**Recorded data:**
-*-
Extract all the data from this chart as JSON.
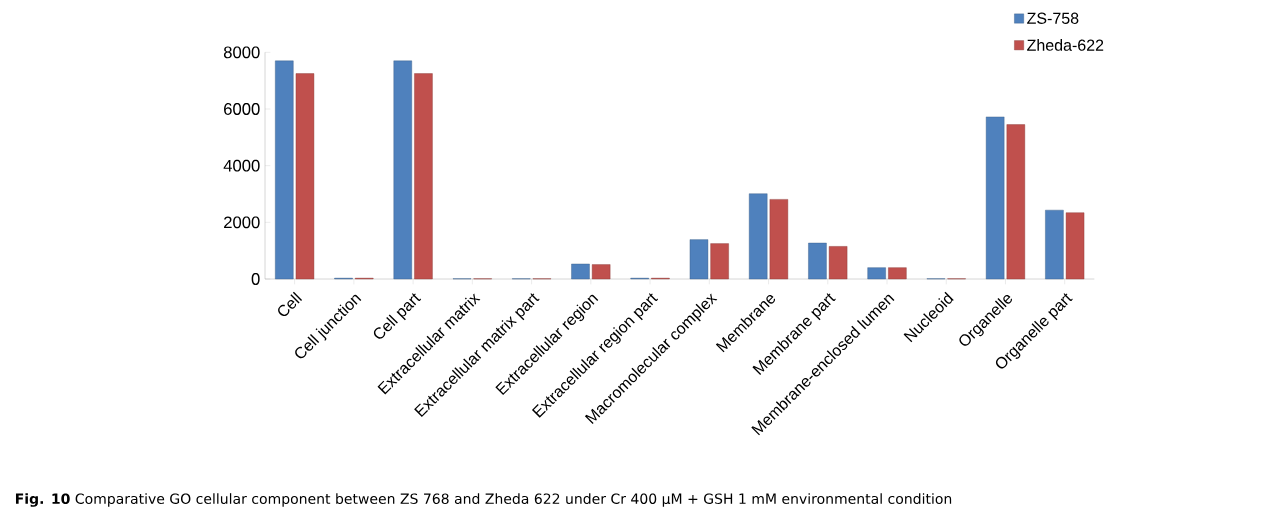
{
  "chart_data": {
    "type": "bar",
    "categories": [
      "Cell",
      "Cell junction",
      "Cell part",
      "Extracellular matrix",
      "Extracellular matrix part",
      "Extracellular region",
      "Extracellular region part",
      "Macromolecular complex",
      "Membrane",
      "Membrane part",
      "Membrane-enclosed lumen",
      "Nucleoid",
      "Organelle",
      "Organelle part"
    ],
    "series": [
      {
        "name": "ZS-758",
        "color": "#4f81bd",
        "values": [
          7700,
          30,
          7700,
          10,
          10,
          530,
          30,
          1390,
          3010,
          1270,
          400,
          10,
          5720,
          2430
        ]
      },
      {
        "name": "Zheda-622",
        "color": "#c0504d",
        "values": [
          7250,
          30,
          7250,
          10,
          10,
          510,
          30,
          1250,
          2810,
          1150,
          400,
          10,
          5450,
          2340
        ]
      }
    ],
    "ylim": [
      0,
      8000
    ],
    "yticks": [
      0,
      2000,
      4000,
      6000,
      8000
    ],
    "legend": "top right",
    "grid": false,
    "annotations": [
      "**Fig. 10** Comparative GO cellular component between ZS 768 and Zheda 622 under Cr 400 μM + GSH 1 mM environmental condition"
    ]
  }
}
-*-
**GIVEN PROBLEM:** Using the listing above, work out how many of its lines include "Extracellular", and give only the result.

**EXERCISE RESPONSE:** 4